**Problem to work on:** Omit all images. Transcribe the rest of the material below exactly.

Figure content listings:
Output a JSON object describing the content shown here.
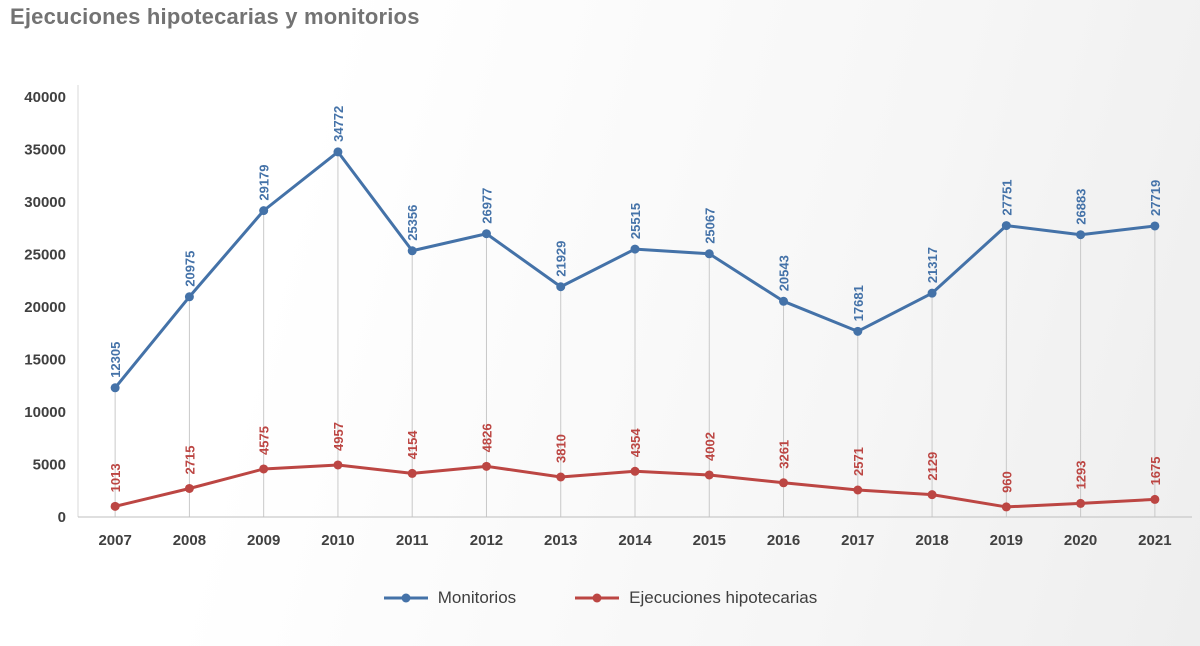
{
  "chart_data": {
    "type": "line",
    "title": "Ejecuciones hipotecarias y monitorios",
    "categories": [
      "2007",
      "2008",
      "2009",
      "2010",
      "2011",
      "2012",
      "2013",
      "2014",
      "2015",
      "2016",
      "2017",
      "2018",
      "2019",
      "2020",
      "2021"
    ],
    "series": [
      {
        "name": "Monitorios",
        "color": "#4472A8",
        "values": [
          12305,
          20975,
          29179,
          34772,
          25356,
          26977,
          21929,
          25515,
          25067,
          20543,
          17681,
          21317,
          27751,
          26883,
          27719
        ]
      },
      {
        "name": "Ejecuciones hipotecarias",
        "color": "#BC4643",
        "values": [
          1013,
          2715,
          4575,
          4957,
          4154,
          4826,
          3810,
          4354,
          4002,
          3261,
          2571,
          2129,
          960,
          1293,
          1675
        ]
      }
    ],
    "ylim": [
      0,
      40000
    ],
    "ytick_step": 5000,
    "grid": false,
    "droplines": true,
    "legend_position": "bottom",
    "axis_label_color": "#404040",
    "axis_line_color": "#bfbfbf",
    "dropline_color": "#c9c9c9"
  }
}
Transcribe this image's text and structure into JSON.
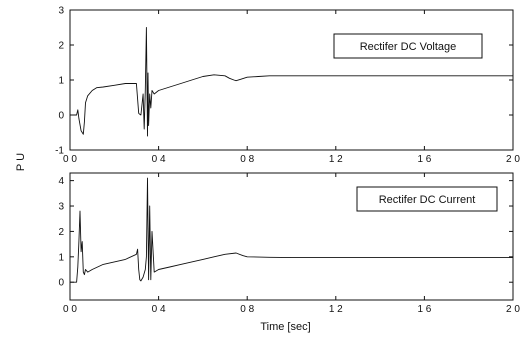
{
  "chart_data": [
    {
      "type": "line",
      "title": "",
      "xlabel": "",
      "ylabel": "",
      "legend": "Rectifer DC Voltage",
      "legend_position": "top-right",
      "xlim": [
        0,
        2.0
      ],
      "ylim": [
        -1,
        3
      ],
      "grid": false,
      "x_ticks": [
        "0 0",
        "0 4",
        "0 8",
        "1 2",
        "1 6",
        "2 0"
      ],
      "x_tick_values": [
        0,
        0.4,
        0.8,
        1.2,
        1.6,
        2.0
      ],
      "y_ticks": [
        "-1",
        "0",
        "1",
        "2",
        "3"
      ],
      "y_tick_values": [
        -1,
        0,
        1,
        2,
        3
      ],
      "series": [
        {
          "color": "#111111",
          "x": [
            0,
            0.03,
            0.035,
            0.04,
            0.05,
            0.06,
            0.065,
            0.07,
            0.08,
            0.1,
            0.12,
            0.15,
            0.2,
            0.25,
            0.3,
            0.31,
            0.315,
            0.32,
            0.33,
            0.335,
            0.34,
            0.345,
            0.35,
            0.352,
            0.355,
            0.36,
            0.365,
            0.37,
            0.38,
            0.4,
            0.45,
            0.5,
            0.55,
            0.6,
            0.65,
            0.7,
            0.72,
            0.74,
            0.75,
            0.77,
            0.8,
            0.85,
            0.9,
            1.0,
            1.2,
            1.4,
            1.6,
            1.8,
            2.0
          ],
          "y": [
            0,
            0,
            0.15,
            -0.1,
            -0.45,
            -0.55,
            -0.2,
            0.35,
            0.55,
            0.7,
            0.78,
            0.8,
            0.85,
            0.9,
            0.9,
            0.05,
            0.02,
            0.0,
            0.6,
            -0.4,
            0.7,
            2.5,
            -0.6,
            1.2,
            -0.3,
            0.6,
            0.2,
            0.7,
            0.6,
            0.7,
            0.8,
            0.9,
            1.0,
            1.1,
            1.15,
            1.12,
            1.05,
            1.0,
            0.98,
            1.02,
            1.08,
            1.1,
            1.12,
            1.12,
            1.12,
            1.12,
            1.12,
            1.12,
            1.12
          ]
        }
      ]
    },
    {
      "type": "line",
      "title": "",
      "xlabel": "Time [sec]",
      "ylabel": "P U",
      "legend": "Rectifer DC Current",
      "legend_position": "top-right",
      "xlim": [
        0,
        2.0
      ],
      "ylim": [
        -0.7,
        4.3
      ],
      "grid": false,
      "x_ticks": [
        "0 0",
        "0 4",
        "0 8",
        "1 2",
        "1 6",
        "2 0"
      ],
      "x_tick_values": [
        0,
        0.4,
        0.8,
        1.2,
        1.6,
        2.0
      ],
      "y_ticks": [
        "0",
        "1",
        "2",
        "3",
        "4"
      ],
      "y_tick_values": [
        0,
        1,
        2,
        3,
        4
      ],
      "series": [
        {
          "color": "#111111",
          "x": [
            0,
            0.03,
            0.035,
            0.04,
            0.045,
            0.05,
            0.055,
            0.06,
            0.065,
            0.07,
            0.08,
            0.1,
            0.15,
            0.2,
            0.25,
            0.3,
            0.305,
            0.31,
            0.315,
            0.32,
            0.33,
            0.34,
            0.345,
            0.35,
            0.355,
            0.36,
            0.365,
            0.37,
            0.38,
            0.4,
            0.45,
            0.5,
            0.55,
            0.6,
            0.65,
            0.7,
            0.75,
            0.78,
            0.8,
            0.9,
            1.0,
            1.2,
            1.4,
            1.6,
            1.8,
            2.0
          ],
          "y": [
            0,
            0,
            0.6,
            1.6,
            2.8,
            1.2,
            1.6,
            0.4,
            0.3,
            0.5,
            0.4,
            0.5,
            0.7,
            0.8,
            0.9,
            1.1,
            1.3,
            0.5,
            0.1,
            0.05,
            0.2,
            0.5,
            1.0,
            4.1,
            0.1,
            3.0,
            0.1,
            2.0,
            0.4,
            0.5,
            0.6,
            0.7,
            0.8,
            0.9,
            1.0,
            1.1,
            1.15,
            1.05,
            1.0,
            0.98,
            0.97,
            0.97,
            0.97,
            0.97,
            0.97,
            0.97
          ]
        }
      ]
    }
  ]
}
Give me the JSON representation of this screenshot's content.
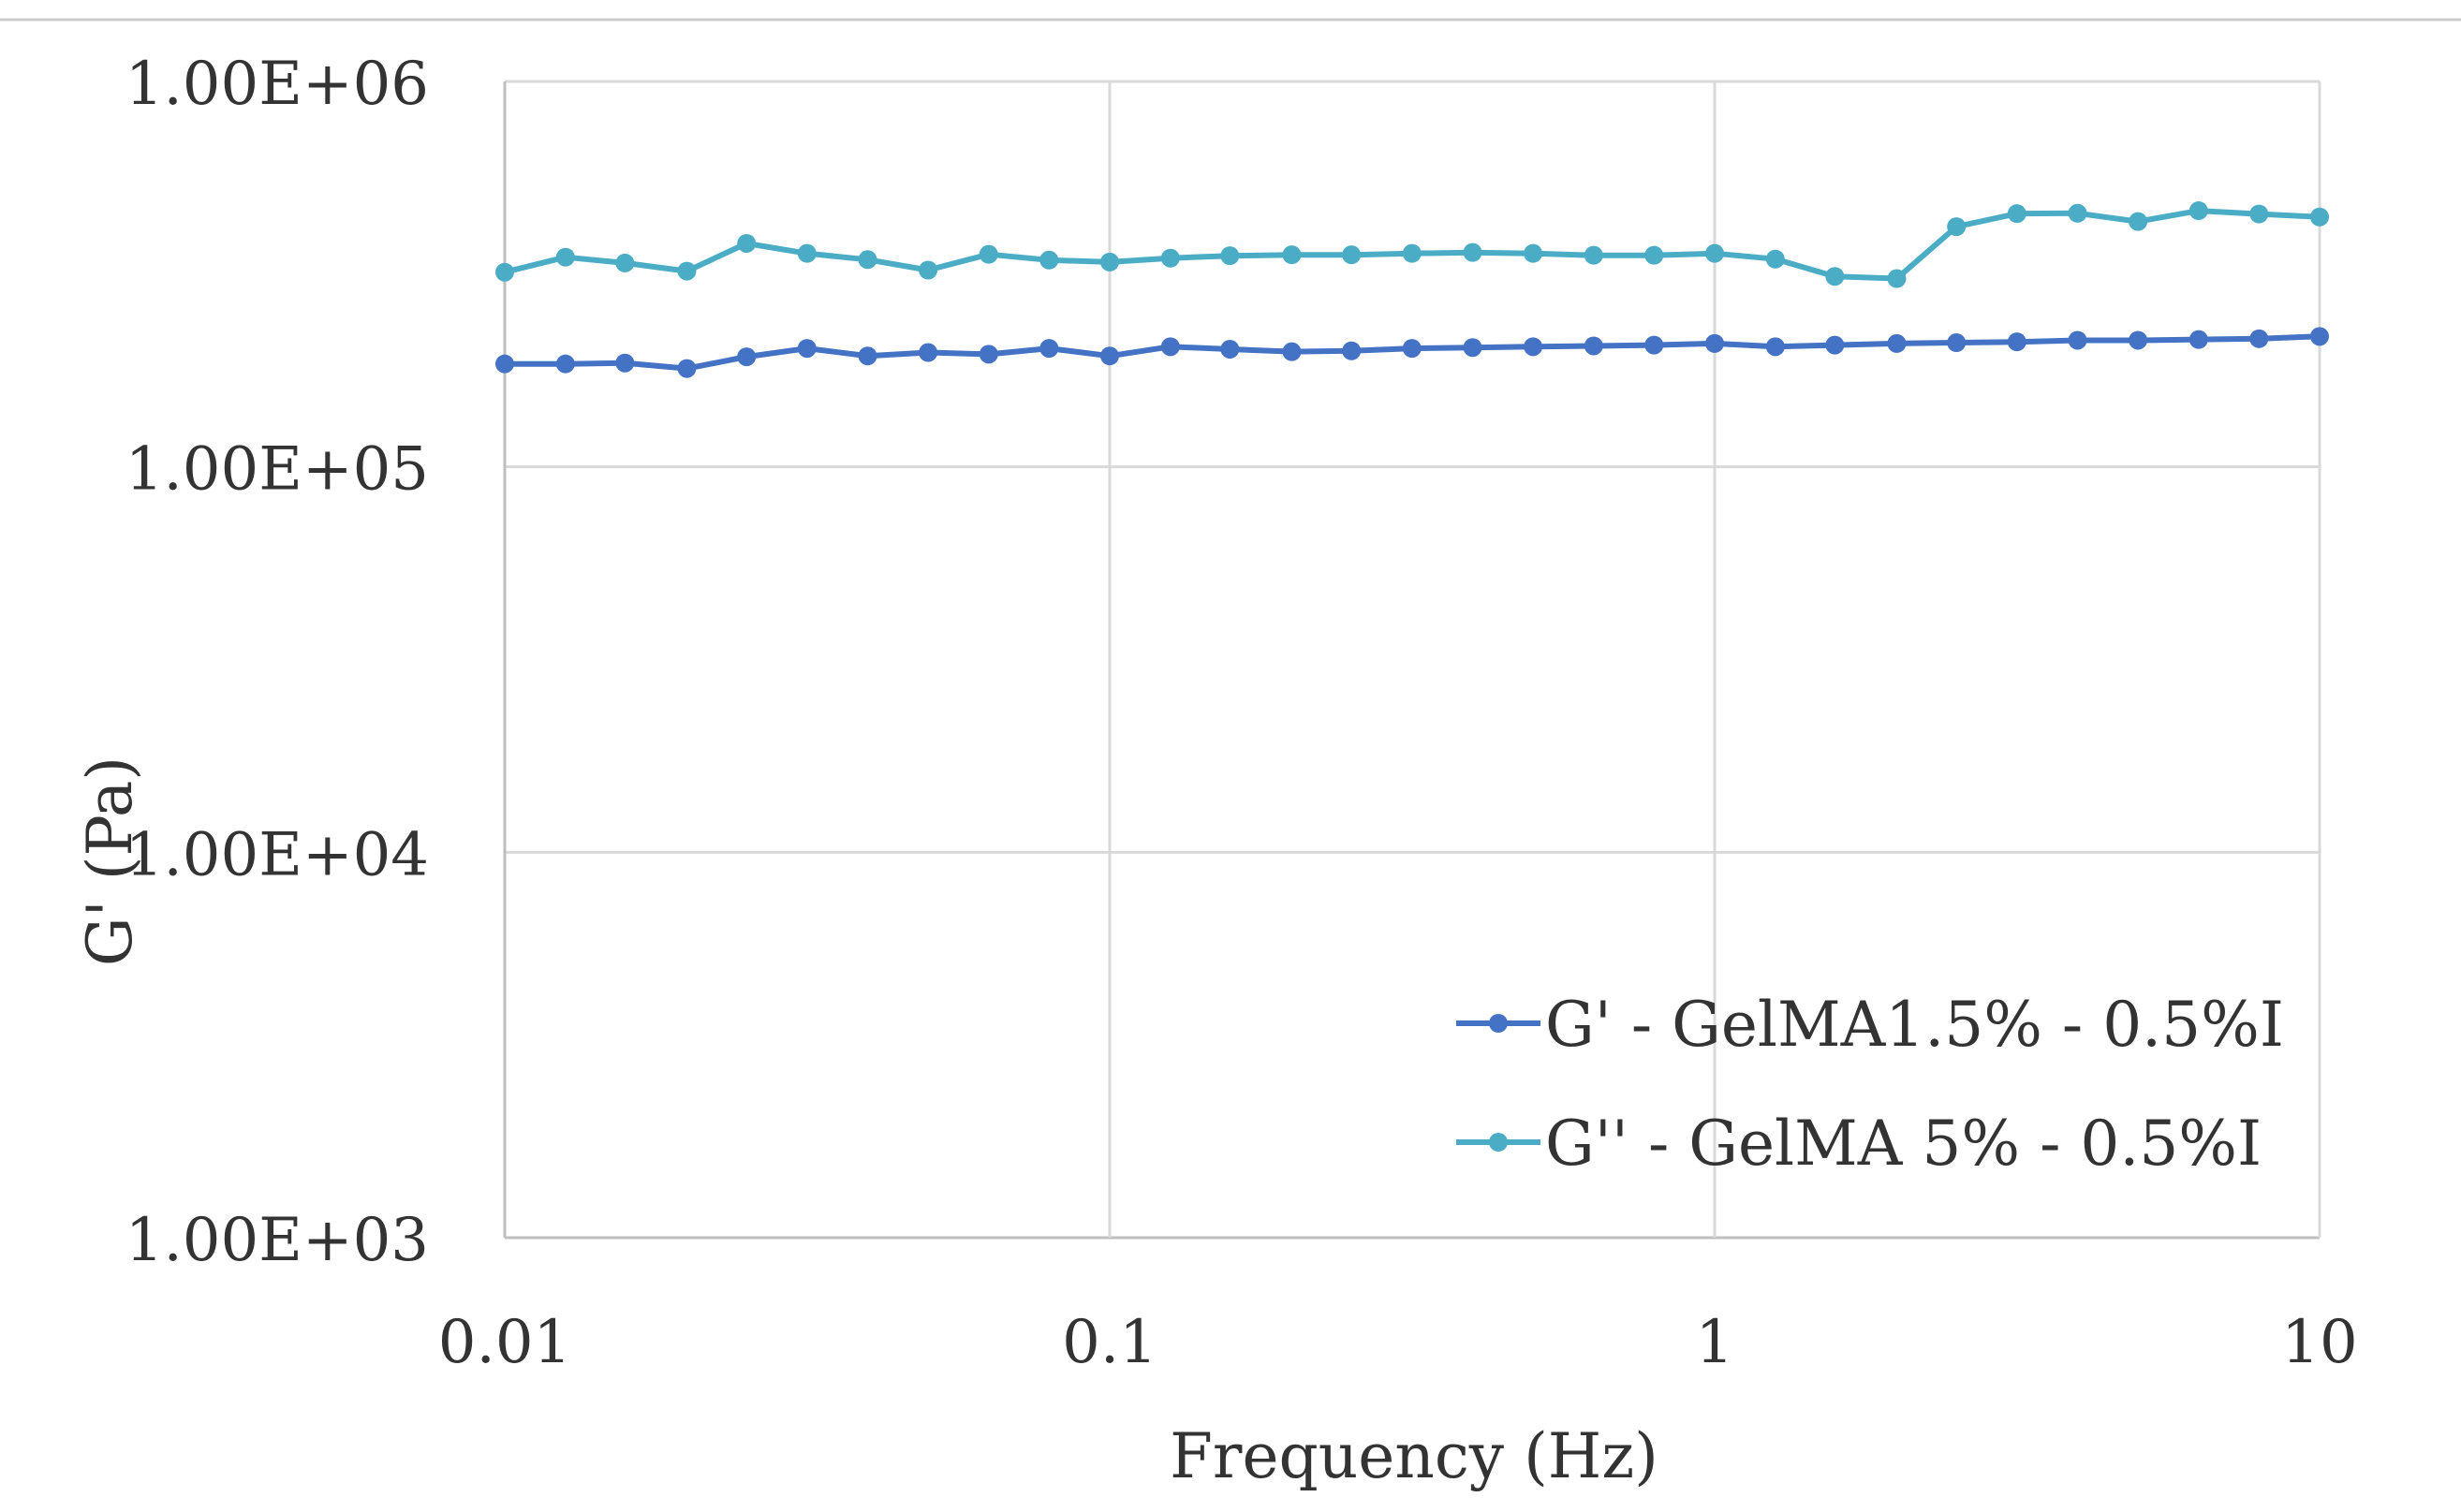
{
  "chart_data": {
    "type": "line",
    "title": "",
    "xlabel": "Frequency (Hz)",
    "ylabel": "G' (Pa)",
    "xscale": "log",
    "yscale": "log",
    "xlim": [
      0.01,
      10
    ],
    "ylim": [
      1000,
      1000000
    ],
    "x_ticks": [
      {
        "value": 0.01,
        "label": "0.01"
      },
      {
        "value": 0.1,
        "label": "0.1"
      },
      {
        "value": 1,
        "label": "1"
      },
      {
        "value": 10,
        "label": "10"
      }
    ],
    "y_ticks": [
      {
        "value": 1000,
        "label": "1.00E+03"
      },
      {
        "value": 10000,
        "label": "1.00E+04"
      },
      {
        "value": 100000,
        "label": "1.00E+05"
      },
      {
        "value": 1000000,
        "label": "1.00E+06"
      }
    ],
    "grid": true,
    "legend_position": "bottom-right",
    "x": [
      0.01,
      0.0126,
      0.0158,
      0.02,
      0.0251,
      0.0316,
      0.0398,
      0.0501,
      0.0631,
      0.0794,
      0.1,
      0.126,
      0.158,
      0.2,
      0.251,
      0.316,
      0.398,
      0.501,
      0.631,
      0.794,
      1,
      1.26,
      1.58,
      2,
      2.51,
      3.16,
      3.98,
      5.01,
      6.31,
      7.94,
      10
    ],
    "series": [
      {
        "name": "G' - GelMA1.5% - 0.5%I",
        "color": "#4472C4",
        "values": [
          185000,
          185000,
          186000,
          180000,
          193000,
          203000,
          194000,
          198000,
          196000,
          203000,
          194000,
          205000,
          202000,
          199000,
          200000,
          203000,
          204000,
          205000,
          206000,
          207000,
          209000,
          205000,
          207000,
          209000,
          210000,
          211000,
          213000,
          213000,
          214000,
          215000,
          218000
        ]
      },
      {
        "name": "G'' - GelMA 5% - 0.5%I",
        "color": "#4BACC6",
        "values": [
          320000,
          350000,
          338000,
          322000,
          380000,
          358000,
          345000,
          324000,
          356000,
          344000,
          340000,
          348000,
          353000,
          355000,
          355000,
          358000,
          360000,
          358000,
          354000,
          354000,
          358000,
          346000,
          312000,
          308000,
          420000,
          454000,
          455000,
          433000,
          462000,
          453000,
          445000
        ]
      }
    ]
  }
}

**Answer for the task:**
Output a JSON object describing the content shown here.
{
  "chart_data": {
    "type": "line",
    "title": "Ejecuciones hipotecarias y monitorios",
    "categories": [
      "2007",
      "2008",
      "2009",
      "2010",
      "2011",
      "2012",
      "2013",
      "2014",
      "2015",
      "2016",
      "2017",
      "2018",
      "2019",
      "2020",
      "2021"
    ],
    "series": [
      {
        "name": "Monitorios",
        "color": "#4472A8",
        "values": [
          12305,
          20975,
          29179,
          34772,
          25356,
          26977,
          21929,
          25515,
          25067,
          20543,
          17681,
          21317,
          27751,
          26883,
          27719
        ]
      },
      {
        "name": "Ejecuciones hipotecarias",
        "color": "#BC4643",
        "values": [
          1013,
          2715,
          4575,
          4957,
          4154,
          4826,
          3810,
          4354,
          4002,
          3261,
          2571,
          2129,
          960,
          1293,
          1675
        ]
      }
    ],
    "ylim": [
      0,
      40000
    ],
    "ytick_step": 5000,
    "grid": false,
    "droplines": true,
    "legend_position": "bottom",
    "axis_label_color": "#404040",
    "axis_line_color": "#bfbfbf",
    "dropline_color": "#c9c9c9"
  }
}
Transcribe this image's text and structure into JSON.
{
  "chart_data": [
    {
      "type": "line",
      "title": "",
      "xlabel": "",
      "ylabel": "",
      "legend": "Rectifer DC Voltage",
      "legend_position": "top-right",
      "xlim": [
        0,
        2.0
      ],
      "ylim": [
        -1,
        3
      ],
      "grid": false,
      "x_ticks": [
        "0 0",
        "0 4",
        "0 8",
        "1 2",
        "1 6",
        "2 0"
      ],
      "x_tick_values": [
        0,
        0.4,
        0.8,
        1.2,
        1.6,
        2.0
      ],
      "y_ticks": [
        "-1",
        "0",
        "1",
        "2",
        "3"
      ],
      "y_tick_values": [
        -1,
        0,
        1,
        2,
        3
      ],
      "series": [
        {
          "color": "#111111",
          "x": [
            0,
            0.03,
            0.035,
            0.04,
            0.05,
            0.06,
            0.065,
            0.07,
            0.08,
            0.1,
            0.12,
            0.15,
            0.2,
            0.25,
            0.3,
            0.31,
            0.315,
            0.32,
            0.33,
            0.335,
            0.34,
            0.345,
            0.35,
            0.352,
            0.355,
            0.36,
            0.365,
            0.37,
            0.38,
            0.4,
            0.45,
            0.5,
            0.55,
            0.6,
            0.65,
            0.7,
            0.72,
            0.74,
            0.75,
            0.77,
            0.8,
            0.85,
            0.9,
            1.0,
            1.2,
            1.4,
            1.6,
            1.8,
            2.0
          ],
          "y": [
            0,
            0,
            0.15,
            -0.1,
            -0.45,
            -0.55,
            -0.2,
            0.35,
            0.55,
            0.7,
            0.78,
            0.8,
            0.85,
            0.9,
            0.9,
            0.05,
            0.02,
            0.0,
            0.6,
            -0.4,
            0.7,
            2.5,
            -0.6,
            1.2,
            -0.3,
            0.6,
            0.2,
            0.7,
            0.6,
            0.7,
            0.8,
            0.9,
            1.0,
            1.1,
            1.15,
            1.12,
            1.05,
            1.0,
            0.98,
            1.02,
            1.08,
            1.1,
            1.12,
            1.12,
            1.12,
            1.12,
            1.12,
            1.12,
            1.12
          ]
        }
      ]
    },
    {
      "type": "line",
      "title": "",
      "xlabel": "Time [sec]",
      "ylabel": "P U",
      "legend": "Rectifer DC Current",
      "legend_position": "top-right",
      "xlim": [
        0,
        2.0
      ],
      "ylim": [
        -0.7,
        4.3
      ],
      "grid": false,
      "x_ticks": [
        "0 0",
        "0 4",
        "0 8",
        "1 2",
        "1 6",
        "2 0"
      ],
      "x_tick_values": [
        0,
        0.4,
        0.8,
        1.2,
        1.6,
        2.0
      ],
      "y_ticks": [
        "0",
        "1",
        "2",
        "3",
        "4"
      ],
      "y_tick_values": [
        0,
        1,
        2,
        3,
        4
      ],
      "series": [
        {
          "color": "#111111",
          "x": [
            0,
            0.03,
            0.035,
            0.04,
            0.045,
            0.05,
            0.055,
            0.06,
            0.065,
            0.07,
            0.08,
            0.1,
            0.15,
            0.2,
            0.25,
            0.3,
            0.305,
            0.31,
            0.315,
            0.32,
            0.33,
            0.34,
            0.345,
            0.35,
            0.355,
            0.36,
            0.365,
            0.37,
            0.38,
            0.4,
            0.45,
            0.5,
            0.55,
            0.6,
            0.65,
            0.7,
            0.75,
            0.78,
            0.8,
            0.9,
            1.0,
            1.2,
            1.4,
            1.6,
            1.8,
            2.0
          ],
          "y": [
            0,
            0,
            0.6,
            1.6,
            2.8,
            1.2,
            1.6,
            0.4,
            0.3,
            0.5,
            0.4,
            0.5,
            0.7,
            0.8,
            0.9,
            1.1,
            1.3,
            0.5,
            0.1,
            0.05,
            0.2,
            0.5,
            1.0,
            4.1,
            0.1,
            3.0,
            0.1,
            2.0,
            0.4,
            0.5,
            0.6,
            0.7,
            0.8,
            0.9,
            1.0,
            1.1,
            1.15,
            1.05,
            1.0,
            0.98,
            0.97,
            0.97,
            0.97,
            0.97,
            0.97,
            0.97
          ]
        }
      ]
    }
  ]
}
Give me the JSON representation of this screenshot's content.
{
  "chart_data": {
    "type": "line",
    "title": "",
    "xlabel": "Frequency (Hz)",
    "ylabel": "G' (Pa)",
    "xscale": "log",
    "yscale": "log",
    "xlim": [
      0.01,
      10
    ],
    "ylim": [
      1000,
      1000000
    ],
    "x_ticks": [
      {
        "value": 0.01,
        "label": "0.01"
      },
      {
        "value": 0.1,
        "label": "0.1"
      },
      {
        "value": 1,
        "label": "1"
      },
      {
        "value": 10,
        "label": "10"
      }
    ],
    "y_ticks": [
      {
        "value": 1000,
        "label": "1.00E+03"
      },
      {
        "value": 10000,
        "label": "1.00E+04"
      },
      {
        "value": 100000,
        "label": "1.00E+05"
      },
      {
        "value": 1000000,
        "label": "1.00E+06"
      }
    ],
    "grid": true,
    "legend_position": "bottom-right",
    "x": [
      0.01,
      0.0126,
      0.0158,
      0.02,
      0.0251,
      0.0316,
      0.0398,
      0.0501,
      0.0631,
      0.0794,
      0.1,
      0.126,
      0.158,
      0.2,
      0.251,
      0.316,
      0.398,
      0.501,
      0.631,
      0.794,
      1,
      1.26,
      1.58,
      2,
      2.51,
      3.16,
      3.98,
      5.01,
      6.31,
      7.94,
      10
    ],
    "series": [
      {
        "name": "G' - GelMA1.5% - 0.5%I",
        "color": "#4472C4",
        "values": [
          185000,
          185000,
          186000,
          180000,
          193000,
          203000,
          194000,
          198000,
          196000,
          203000,
          194000,
          205000,
          202000,
          199000,
          200000,
          203000,
          204000,
          205000,
          206000,
          207000,
          209000,
          205000,
          207000,
          209000,
          210000,
          211000,
          213000,
          213000,
          214000,
          215000,
          218000
        ]
      },
      {
        "name": "G'' - GelMA 5% - 0.5%I",
        "color": "#4BACC6",
        "values": [
          320000,
          350000,
          338000,
          322000,
          380000,
          358000,
          345000,
          324000,
          356000,
          344000,
          340000,
          348000,
          353000,
          355000,
          355000,
          358000,
          360000,
          358000,
          354000,
          354000,
          358000,
          346000,
          312000,
          308000,
          420000,
          454000,
          455000,
          433000,
          462000,
          453000,
          445000
        ]
      }
    ]
  }
}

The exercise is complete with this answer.